Exercise instructions
Your answer should be a single number: the count of lines in the material below that hold "left".

Records for this task
>> Begin

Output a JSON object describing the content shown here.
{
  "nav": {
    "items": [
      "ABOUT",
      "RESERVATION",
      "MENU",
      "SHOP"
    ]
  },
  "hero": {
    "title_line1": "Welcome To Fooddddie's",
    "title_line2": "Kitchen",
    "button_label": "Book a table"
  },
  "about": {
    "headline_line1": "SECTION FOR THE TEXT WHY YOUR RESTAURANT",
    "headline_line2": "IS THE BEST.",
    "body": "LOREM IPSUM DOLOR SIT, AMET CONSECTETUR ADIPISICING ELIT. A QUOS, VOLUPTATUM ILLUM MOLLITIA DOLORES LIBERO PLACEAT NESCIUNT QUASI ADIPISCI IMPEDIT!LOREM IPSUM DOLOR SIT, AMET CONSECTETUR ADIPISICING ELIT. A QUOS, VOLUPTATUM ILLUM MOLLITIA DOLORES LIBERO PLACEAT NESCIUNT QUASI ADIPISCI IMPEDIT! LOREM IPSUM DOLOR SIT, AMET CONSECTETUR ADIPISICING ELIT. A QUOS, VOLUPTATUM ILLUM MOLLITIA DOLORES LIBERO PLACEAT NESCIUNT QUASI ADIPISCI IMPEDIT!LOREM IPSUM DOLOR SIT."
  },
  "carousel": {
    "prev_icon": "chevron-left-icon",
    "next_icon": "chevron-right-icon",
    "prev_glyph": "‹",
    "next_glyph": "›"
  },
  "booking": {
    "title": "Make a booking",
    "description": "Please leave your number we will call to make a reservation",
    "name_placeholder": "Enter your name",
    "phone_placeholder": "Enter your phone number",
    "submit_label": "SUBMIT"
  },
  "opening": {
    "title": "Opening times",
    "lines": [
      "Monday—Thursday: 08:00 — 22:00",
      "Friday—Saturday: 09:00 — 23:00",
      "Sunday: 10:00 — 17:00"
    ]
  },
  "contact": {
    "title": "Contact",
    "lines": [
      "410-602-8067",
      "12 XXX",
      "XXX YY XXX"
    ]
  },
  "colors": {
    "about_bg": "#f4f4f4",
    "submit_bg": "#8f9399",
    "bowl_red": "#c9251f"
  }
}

>> End
>> Begin

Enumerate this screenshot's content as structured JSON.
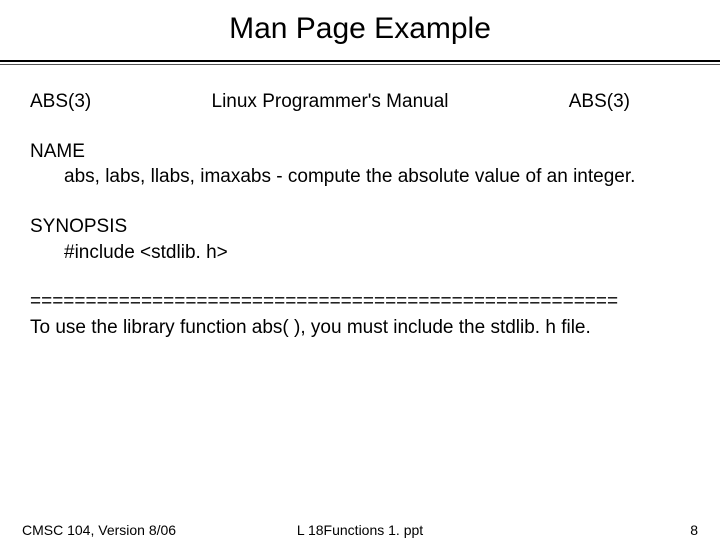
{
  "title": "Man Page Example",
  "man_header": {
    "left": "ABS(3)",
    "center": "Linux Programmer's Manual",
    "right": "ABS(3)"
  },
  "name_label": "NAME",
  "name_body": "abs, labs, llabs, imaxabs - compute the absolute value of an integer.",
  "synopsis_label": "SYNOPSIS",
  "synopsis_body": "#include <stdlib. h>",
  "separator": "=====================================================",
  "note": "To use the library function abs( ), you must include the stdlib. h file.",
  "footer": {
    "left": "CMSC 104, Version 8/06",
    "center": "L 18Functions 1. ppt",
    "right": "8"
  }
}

>> End
>> Begin

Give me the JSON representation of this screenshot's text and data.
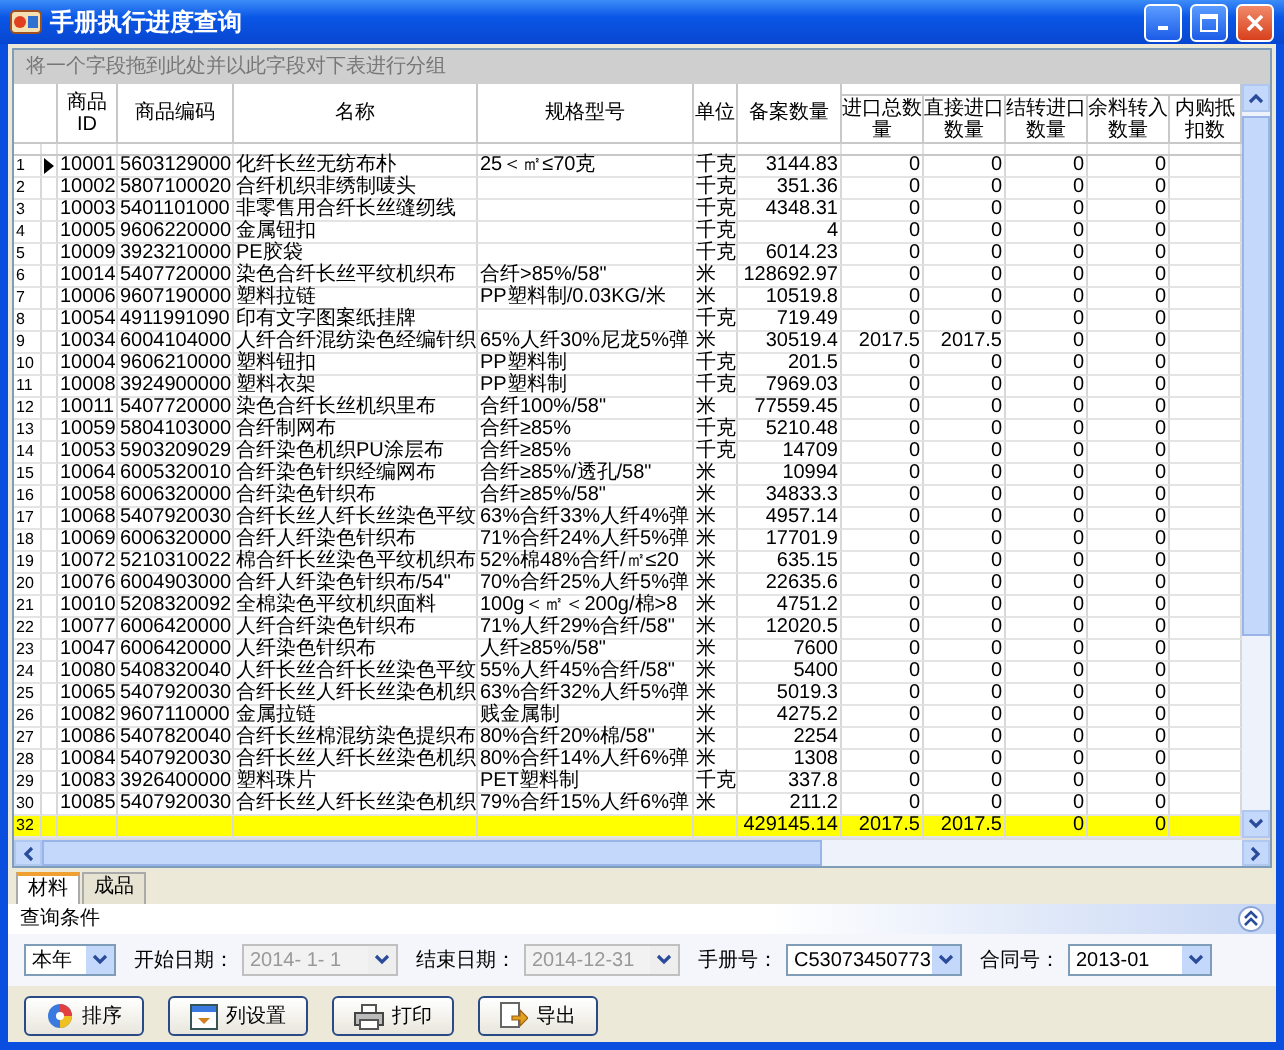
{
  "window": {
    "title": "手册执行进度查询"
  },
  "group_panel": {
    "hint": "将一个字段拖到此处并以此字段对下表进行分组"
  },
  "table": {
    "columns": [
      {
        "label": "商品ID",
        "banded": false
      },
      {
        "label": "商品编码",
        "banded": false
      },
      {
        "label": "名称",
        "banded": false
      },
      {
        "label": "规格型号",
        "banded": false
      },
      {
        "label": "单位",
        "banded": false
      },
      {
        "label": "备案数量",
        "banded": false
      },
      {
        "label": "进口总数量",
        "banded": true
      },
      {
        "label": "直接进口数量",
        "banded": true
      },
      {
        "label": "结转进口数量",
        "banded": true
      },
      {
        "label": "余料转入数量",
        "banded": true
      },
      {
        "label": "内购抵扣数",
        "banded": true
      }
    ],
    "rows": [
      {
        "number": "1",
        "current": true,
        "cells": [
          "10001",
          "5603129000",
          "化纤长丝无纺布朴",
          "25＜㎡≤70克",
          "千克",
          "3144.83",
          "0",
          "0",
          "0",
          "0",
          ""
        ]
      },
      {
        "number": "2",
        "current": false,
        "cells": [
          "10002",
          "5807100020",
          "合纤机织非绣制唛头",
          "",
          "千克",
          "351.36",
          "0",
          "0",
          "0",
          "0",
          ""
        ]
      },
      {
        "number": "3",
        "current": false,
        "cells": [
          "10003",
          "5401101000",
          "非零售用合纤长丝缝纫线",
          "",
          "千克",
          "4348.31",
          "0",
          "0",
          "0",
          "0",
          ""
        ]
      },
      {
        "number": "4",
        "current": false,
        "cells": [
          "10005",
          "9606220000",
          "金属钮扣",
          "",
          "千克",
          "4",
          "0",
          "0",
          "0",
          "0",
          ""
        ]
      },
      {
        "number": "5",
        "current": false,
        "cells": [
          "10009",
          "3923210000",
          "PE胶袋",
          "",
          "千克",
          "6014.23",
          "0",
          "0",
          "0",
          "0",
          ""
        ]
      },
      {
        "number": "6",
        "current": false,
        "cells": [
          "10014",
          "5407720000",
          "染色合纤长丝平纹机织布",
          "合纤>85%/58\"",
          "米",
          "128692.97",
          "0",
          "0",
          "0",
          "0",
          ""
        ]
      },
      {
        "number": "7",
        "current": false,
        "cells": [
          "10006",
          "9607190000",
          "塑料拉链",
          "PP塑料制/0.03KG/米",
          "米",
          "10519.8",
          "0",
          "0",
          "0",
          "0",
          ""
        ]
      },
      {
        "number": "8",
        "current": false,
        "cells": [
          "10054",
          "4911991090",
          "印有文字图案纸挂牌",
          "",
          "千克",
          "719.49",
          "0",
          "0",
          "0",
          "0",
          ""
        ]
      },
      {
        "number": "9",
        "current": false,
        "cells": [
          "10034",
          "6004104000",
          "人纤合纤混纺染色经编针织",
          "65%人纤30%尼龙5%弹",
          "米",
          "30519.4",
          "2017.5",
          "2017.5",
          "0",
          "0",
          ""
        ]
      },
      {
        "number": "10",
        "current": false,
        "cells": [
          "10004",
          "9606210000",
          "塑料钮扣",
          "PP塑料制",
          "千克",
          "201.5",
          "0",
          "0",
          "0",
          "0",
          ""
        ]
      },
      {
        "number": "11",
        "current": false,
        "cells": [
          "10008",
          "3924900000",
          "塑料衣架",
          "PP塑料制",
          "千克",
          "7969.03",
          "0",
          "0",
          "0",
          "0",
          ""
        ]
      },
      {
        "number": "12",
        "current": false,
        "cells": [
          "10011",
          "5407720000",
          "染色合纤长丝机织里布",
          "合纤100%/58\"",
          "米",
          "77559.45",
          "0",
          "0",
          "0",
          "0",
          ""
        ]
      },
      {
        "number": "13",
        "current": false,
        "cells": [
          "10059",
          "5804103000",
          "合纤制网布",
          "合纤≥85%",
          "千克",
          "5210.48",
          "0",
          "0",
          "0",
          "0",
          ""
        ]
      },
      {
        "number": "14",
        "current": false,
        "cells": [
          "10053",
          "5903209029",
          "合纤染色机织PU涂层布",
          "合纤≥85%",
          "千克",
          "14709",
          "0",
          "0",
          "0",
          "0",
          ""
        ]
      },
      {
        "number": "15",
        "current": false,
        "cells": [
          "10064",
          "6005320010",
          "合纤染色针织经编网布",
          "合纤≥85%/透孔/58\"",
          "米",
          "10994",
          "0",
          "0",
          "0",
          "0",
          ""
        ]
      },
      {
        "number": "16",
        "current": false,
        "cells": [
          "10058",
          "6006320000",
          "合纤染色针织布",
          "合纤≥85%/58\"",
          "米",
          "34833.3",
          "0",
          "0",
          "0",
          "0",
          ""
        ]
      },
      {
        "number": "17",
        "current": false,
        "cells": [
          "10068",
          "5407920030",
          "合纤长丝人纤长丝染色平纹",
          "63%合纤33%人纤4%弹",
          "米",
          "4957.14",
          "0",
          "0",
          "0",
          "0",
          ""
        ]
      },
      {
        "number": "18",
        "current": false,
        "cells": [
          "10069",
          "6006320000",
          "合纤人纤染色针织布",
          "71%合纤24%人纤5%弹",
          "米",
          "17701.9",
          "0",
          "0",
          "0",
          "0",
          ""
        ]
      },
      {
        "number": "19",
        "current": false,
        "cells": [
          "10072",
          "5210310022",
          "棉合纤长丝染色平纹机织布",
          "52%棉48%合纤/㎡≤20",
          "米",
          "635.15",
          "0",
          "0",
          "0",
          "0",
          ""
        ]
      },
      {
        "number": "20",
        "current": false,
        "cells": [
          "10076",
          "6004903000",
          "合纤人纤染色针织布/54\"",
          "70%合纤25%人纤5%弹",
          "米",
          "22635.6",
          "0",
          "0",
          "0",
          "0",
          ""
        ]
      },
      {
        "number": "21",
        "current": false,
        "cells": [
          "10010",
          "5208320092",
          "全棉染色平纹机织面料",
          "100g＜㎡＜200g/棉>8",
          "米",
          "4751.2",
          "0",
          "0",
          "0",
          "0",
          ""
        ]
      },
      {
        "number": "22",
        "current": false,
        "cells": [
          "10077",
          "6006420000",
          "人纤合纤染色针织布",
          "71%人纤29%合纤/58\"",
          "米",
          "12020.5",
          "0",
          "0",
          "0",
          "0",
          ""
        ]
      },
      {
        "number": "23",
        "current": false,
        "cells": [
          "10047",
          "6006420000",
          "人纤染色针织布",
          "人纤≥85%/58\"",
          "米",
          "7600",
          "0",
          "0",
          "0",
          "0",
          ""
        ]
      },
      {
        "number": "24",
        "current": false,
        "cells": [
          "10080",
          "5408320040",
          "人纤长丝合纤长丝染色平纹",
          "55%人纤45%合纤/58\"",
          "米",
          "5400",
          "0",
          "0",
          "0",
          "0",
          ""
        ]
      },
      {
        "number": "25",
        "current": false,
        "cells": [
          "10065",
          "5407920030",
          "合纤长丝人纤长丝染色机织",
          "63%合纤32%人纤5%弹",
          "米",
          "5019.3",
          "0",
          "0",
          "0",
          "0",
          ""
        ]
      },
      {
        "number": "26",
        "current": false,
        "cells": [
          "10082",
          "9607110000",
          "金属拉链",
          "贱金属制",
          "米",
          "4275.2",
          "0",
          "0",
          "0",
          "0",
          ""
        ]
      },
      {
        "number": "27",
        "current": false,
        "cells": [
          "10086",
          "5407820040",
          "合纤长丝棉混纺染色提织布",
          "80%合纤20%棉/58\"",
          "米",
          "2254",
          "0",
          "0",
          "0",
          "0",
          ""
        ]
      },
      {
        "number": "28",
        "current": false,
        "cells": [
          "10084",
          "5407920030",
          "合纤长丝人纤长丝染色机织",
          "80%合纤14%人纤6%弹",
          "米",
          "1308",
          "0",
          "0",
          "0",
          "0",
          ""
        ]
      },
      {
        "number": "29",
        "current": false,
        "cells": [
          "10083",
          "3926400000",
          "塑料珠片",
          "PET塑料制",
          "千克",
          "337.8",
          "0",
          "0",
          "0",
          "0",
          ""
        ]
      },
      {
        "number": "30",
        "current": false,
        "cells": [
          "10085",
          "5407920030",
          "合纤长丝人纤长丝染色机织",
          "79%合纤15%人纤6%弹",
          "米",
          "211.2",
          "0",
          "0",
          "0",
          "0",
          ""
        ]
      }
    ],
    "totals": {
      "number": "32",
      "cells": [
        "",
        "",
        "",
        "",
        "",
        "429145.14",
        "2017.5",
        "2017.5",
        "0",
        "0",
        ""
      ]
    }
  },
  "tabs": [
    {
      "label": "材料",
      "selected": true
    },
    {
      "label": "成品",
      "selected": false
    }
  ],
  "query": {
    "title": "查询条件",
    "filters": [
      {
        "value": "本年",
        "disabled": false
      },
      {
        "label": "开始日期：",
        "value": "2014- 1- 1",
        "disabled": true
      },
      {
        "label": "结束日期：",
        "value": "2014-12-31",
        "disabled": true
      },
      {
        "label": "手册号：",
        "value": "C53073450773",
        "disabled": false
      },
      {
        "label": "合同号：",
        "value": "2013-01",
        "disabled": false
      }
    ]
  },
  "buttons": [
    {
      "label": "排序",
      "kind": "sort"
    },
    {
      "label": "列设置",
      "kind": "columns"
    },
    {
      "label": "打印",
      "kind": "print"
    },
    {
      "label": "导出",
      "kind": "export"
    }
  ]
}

>> End

Correct output
3